--- start ---

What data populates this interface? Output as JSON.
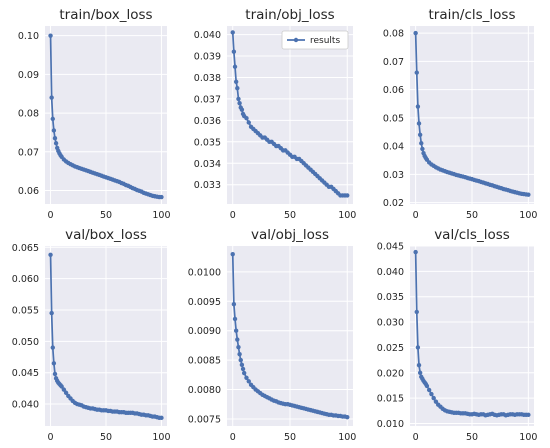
{
  "legend": {
    "label": "results",
    "position": "top-right",
    "panel": 1
  },
  "series_color": "#4c72b0",
  "chart_data": [
    {
      "type": "line",
      "title": "train/box_loss",
      "x": [
        0,
        1,
        2,
        3,
        4,
        5,
        6,
        7,
        8,
        9,
        10,
        12,
        14,
        16,
        18,
        20,
        22,
        24,
        26,
        28,
        30,
        32,
        34,
        36,
        38,
        40,
        42,
        44,
        46,
        48,
        50,
        52,
        54,
        56,
        58,
        60,
        62,
        64,
        66,
        68,
        70,
        72,
        74,
        76,
        78,
        80,
        82,
        84,
        86,
        88,
        90,
        92,
        94,
        96,
        98,
        100
      ],
      "y": [
        0.1,
        0.084,
        0.0785,
        0.0755,
        0.0735,
        0.0722,
        0.071,
        0.0702,
        0.0696,
        0.0691,
        0.0687,
        0.068,
        0.0675,
        0.0671,
        0.0668,
        0.0665,
        0.0662,
        0.066,
        0.0658,
        0.0656,
        0.0654,
        0.0652,
        0.065,
        0.0648,
        0.0646,
        0.0644,
        0.0642,
        0.064,
        0.0638,
        0.0636,
        0.0634,
        0.0632,
        0.063,
        0.0628,
        0.0626,
        0.0624,
        0.0622,
        0.0619,
        0.0617,
        0.0614,
        0.0612,
        0.0609,
        0.0606,
        0.0604,
        0.0601,
        0.0599,
        0.0597,
        0.0594,
        0.0592,
        0.059,
        0.0588,
        0.0586,
        0.0585,
        0.0584,
        0.0583,
        0.0583
      ],
      "xticks": [
        0,
        50,
        100
      ],
      "yticks": [
        0.06,
        0.07,
        0.08,
        0.09,
        0.1
      ],
      "ytick_labels": [
        "0.06",
        "0.07",
        "0.08",
        "0.09",
        "0.10"
      ],
      "xlim": [
        -5,
        105
      ],
      "ylim": [
        0.0565,
        0.1025
      ]
    },
    {
      "type": "line",
      "title": "train/obj_loss",
      "x": [
        0,
        1,
        2,
        3,
        4,
        5,
        6,
        7,
        8,
        9,
        10,
        12,
        14,
        16,
        18,
        20,
        22,
        24,
        26,
        28,
        30,
        32,
        34,
        36,
        38,
        40,
        42,
        44,
        46,
        48,
        50,
        52,
        54,
        56,
        58,
        60,
        62,
        64,
        66,
        68,
        70,
        72,
        74,
        76,
        78,
        80,
        82,
        84,
        86,
        88,
        90,
        92,
        94,
        96,
        98,
        100
      ],
      "y": [
        0.0401,
        0.0392,
        0.0385,
        0.0378,
        0.0375,
        0.037,
        0.0368,
        0.0366,
        0.0365,
        0.0363,
        0.0362,
        0.0361,
        0.0359,
        0.0357,
        0.0356,
        0.0355,
        0.0354,
        0.0353,
        0.0352,
        0.0352,
        0.0351,
        0.035,
        0.035,
        0.0349,
        0.0348,
        0.0348,
        0.0347,
        0.0346,
        0.0346,
        0.0345,
        0.0344,
        0.0343,
        0.0343,
        0.0342,
        0.0342,
        0.0341,
        0.034,
        0.0339,
        0.0338,
        0.0337,
        0.0336,
        0.0335,
        0.0334,
        0.0333,
        0.0332,
        0.0331,
        0.033,
        0.0329,
        0.0329,
        0.0328,
        0.0327,
        0.0326,
        0.0325,
        0.0325,
        0.0325,
        0.0325
      ],
      "xticks": [
        0,
        50,
        100
      ],
      "yticks": [
        0.033,
        0.034,
        0.035,
        0.036,
        0.037,
        0.038,
        0.039,
        0.04
      ],
      "ytick_labels": [
        "0.033",
        "0.034",
        "0.035",
        "0.036",
        "0.037",
        "0.038",
        "0.039",
        "0.040"
      ],
      "xlim": [
        -5,
        105
      ],
      "ylim": [
        0.0321,
        0.0404
      ]
    },
    {
      "type": "line",
      "title": "train/cls_loss",
      "x": [
        0,
        1,
        2,
        3,
        4,
        5,
        6,
        7,
        8,
        9,
        10,
        12,
        14,
        16,
        18,
        20,
        22,
        24,
        26,
        28,
        30,
        32,
        34,
        36,
        38,
        40,
        42,
        44,
        46,
        48,
        50,
        52,
        54,
        56,
        58,
        60,
        62,
        64,
        66,
        68,
        70,
        72,
        74,
        76,
        78,
        80,
        82,
        84,
        86,
        88,
        90,
        92,
        94,
        96,
        98,
        100
      ],
      "y": [
        0.08,
        0.066,
        0.054,
        0.048,
        0.044,
        0.041,
        0.039,
        0.0375,
        0.0365,
        0.0358,
        0.0352,
        0.0342,
        0.0335,
        0.033,
        0.0325,
        0.0321,
        0.0317,
        0.0314,
        0.0311,
        0.0308,
        0.0306,
        0.0303,
        0.0301,
        0.0298,
        0.0296,
        0.0294,
        0.0292,
        0.029,
        0.0287,
        0.0285,
        0.0283,
        0.028,
        0.0278,
        0.0276,
        0.0273,
        0.0271,
        0.0268,
        0.0266,
        0.0263,
        0.0261,
        0.0258,
        0.0256,
        0.0253,
        0.0251,
        0.0248,
        0.0246,
        0.0244,
        0.0241,
        0.0239,
        0.0237,
        0.0235,
        0.0233,
        0.0231,
        0.023,
        0.0229,
        0.0228
      ],
      "xticks": [
        0,
        50,
        100
      ],
      "yticks": [
        0.02,
        0.03,
        0.04,
        0.05,
        0.06,
        0.07,
        0.08
      ],
      "ytick_labels": [
        "0.02",
        "0.03",
        "0.04",
        "0.05",
        "0.06",
        "0.07",
        "0.08"
      ],
      "xlim": [
        -5,
        105
      ],
      "ylim": [
        0.0195,
        0.0825
      ]
    },
    {
      "type": "line",
      "title": "val/box_loss",
      "x": [
        0,
        1,
        2,
        3,
        4,
        5,
        6,
        7,
        8,
        9,
        10,
        12,
        14,
        16,
        18,
        20,
        22,
        24,
        26,
        28,
        30,
        32,
        34,
        36,
        38,
        40,
        42,
        44,
        46,
        48,
        50,
        52,
        54,
        56,
        58,
        60,
        62,
        64,
        66,
        68,
        70,
        72,
        74,
        76,
        78,
        80,
        82,
        84,
        86,
        88,
        90,
        92,
        94,
        96,
        98,
        100
      ],
      "y": [
        0.0638,
        0.0545,
        0.049,
        0.0465,
        0.0448,
        0.0441,
        0.0437,
        0.0434,
        0.0432,
        0.043,
        0.0428,
        0.0423,
        0.0418,
        0.0413,
        0.0409,
        0.0405,
        0.0402,
        0.04,
        0.0399,
        0.0398,
        0.0396,
        0.0395,
        0.0394,
        0.0393,
        0.0393,
        0.0392,
        0.0391,
        0.0391,
        0.039,
        0.039,
        0.039,
        0.0389,
        0.0389,
        0.0388,
        0.0388,
        0.0388,
        0.0387,
        0.0387,
        0.0387,
        0.0386,
        0.0386,
        0.0386,
        0.0386,
        0.0385,
        0.0385,
        0.0384,
        0.0383,
        0.0383,
        0.0382,
        0.0382,
        0.0381,
        0.038,
        0.038,
        0.0379,
        0.0378,
        0.0378
      ],
      "xticks": [
        0,
        50,
        100
      ],
      "yticks": [
        0.04,
        0.045,
        0.05,
        0.055,
        0.06,
        0.065
      ],
      "ytick_labels": [
        "0.040",
        "0.045",
        "0.050",
        "0.055",
        "0.060",
        "0.065"
      ],
      "xlim": [
        -5,
        105
      ],
      "ylim": [
        0.0365,
        0.0652
      ]
    },
    {
      "type": "line",
      "title": "val/obj_loss",
      "x": [
        0,
        1,
        2,
        3,
        4,
        5,
        6,
        7,
        8,
        9,
        10,
        12,
        14,
        16,
        18,
        20,
        22,
        24,
        26,
        28,
        30,
        32,
        34,
        36,
        38,
        40,
        42,
        44,
        46,
        48,
        50,
        52,
        54,
        56,
        58,
        60,
        62,
        64,
        66,
        68,
        70,
        72,
        74,
        76,
        78,
        80,
        82,
        84,
        86,
        88,
        90,
        92,
        94,
        96,
        98,
        100
      ],
      "y": [
        0.0103,
        0.00945,
        0.0092,
        0.009,
        0.00885,
        0.00872,
        0.0086,
        0.0085,
        0.00842,
        0.00835,
        0.00828,
        0.0082,
        0.00814,
        0.00808,
        0.00804,
        0.008,
        0.00797,
        0.00794,
        0.00791,
        0.00789,
        0.00787,
        0.00785,
        0.00783,
        0.00781,
        0.0078,
        0.00778,
        0.00777,
        0.00776,
        0.00775,
        0.00775,
        0.00774,
        0.00773,
        0.00772,
        0.00771,
        0.0077,
        0.00769,
        0.00768,
        0.00767,
        0.00766,
        0.00765,
        0.00764,
        0.00763,
        0.00762,
        0.00761,
        0.0076,
        0.00759,
        0.00758,
        0.00757,
        0.00757,
        0.00756,
        0.00756,
        0.00755,
        0.00755,
        0.00754,
        0.00754,
        0.00753
      ],
      "xticks": [
        0,
        50,
        100
      ],
      "yticks": [
        0.0075,
        0.008,
        0.0085,
        0.009,
        0.0095,
        0.01
      ],
      "ytick_labels": [
        "0.0075",
        "0.0080",
        "0.0085",
        "0.0090",
        "0.0095",
        "0.0100"
      ],
      "xlim": [
        -5,
        105
      ],
      "ylim": [
        0.00738,
        0.01044
      ]
    },
    {
      "type": "line",
      "title": "val/cls_loss",
      "x": [
        0,
        1,
        2,
        3,
        4,
        5,
        6,
        7,
        8,
        9,
        10,
        12,
        14,
        16,
        18,
        20,
        22,
        24,
        26,
        28,
        30,
        32,
        34,
        36,
        38,
        40,
        42,
        44,
        46,
        48,
        50,
        52,
        54,
        56,
        58,
        60,
        62,
        64,
        66,
        68,
        70,
        72,
        74,
        76,
        78,
        80,
        82,
        84,
        86,
        88,
        90,
        92,
        94,
        96,
        98,
        100
      ],
      "y": [
        0.0438,
        0.032,
        0.025,
        0.0215,
        0.02,
        0.0192,
        0.0188,
        0.0184,
        0.0181,
        0.0178,
        0.0174,
        0.0166,
        0.0158,
        0.015,
        0.0143,
        0.0137,
        0.0133,
        0.0129,
        0.0126,
        0.0124,
        0.0123,
        0.0122,
        0.0121,
        0.0121,
        0.0121,
        0.012,
        0.012,
        0.012,
        0.0119,
        0.0118,
        0.0118,
        0.0119,
        0.0118,
        0.0117,
        0.0118,
        0.0118,
        0.0116,
        0.0117,
        0.0118,
        0.0119,
        0.0117,
        0.0116,
        0.0117,
        0.0118,
        0.0118,
        0.0116,
        0.0117,
        0.0118,
        0.0118,
        0.0117,
        0.0118,
        0.0118,
        0.0118,
        0.0117,
        0.0117,
        0.0117
      ],
      "xticks": [
        0,
        50,
        100
      ],
      "yticks": [
        0.01,
        0.015,
        0.02,
        0.025,
        0.03,
        0.035,
        0.04,
        0.045
      ],
      "ytick_labels": [
        "0.010",
        "0.015",
        "0.020",
        "0.025",
        "0.030",
        "0.035",
        "0.040",
        "0.045"
      ],
      "xlim": [
        -5,
        105
      ],
      "ylim": [
        0.0095,
        0.045
      ]
    }
  ]
}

--- end ---

> **The request**: The answer is a single number: how many lines include the word "title"?

> **Full solution**: 6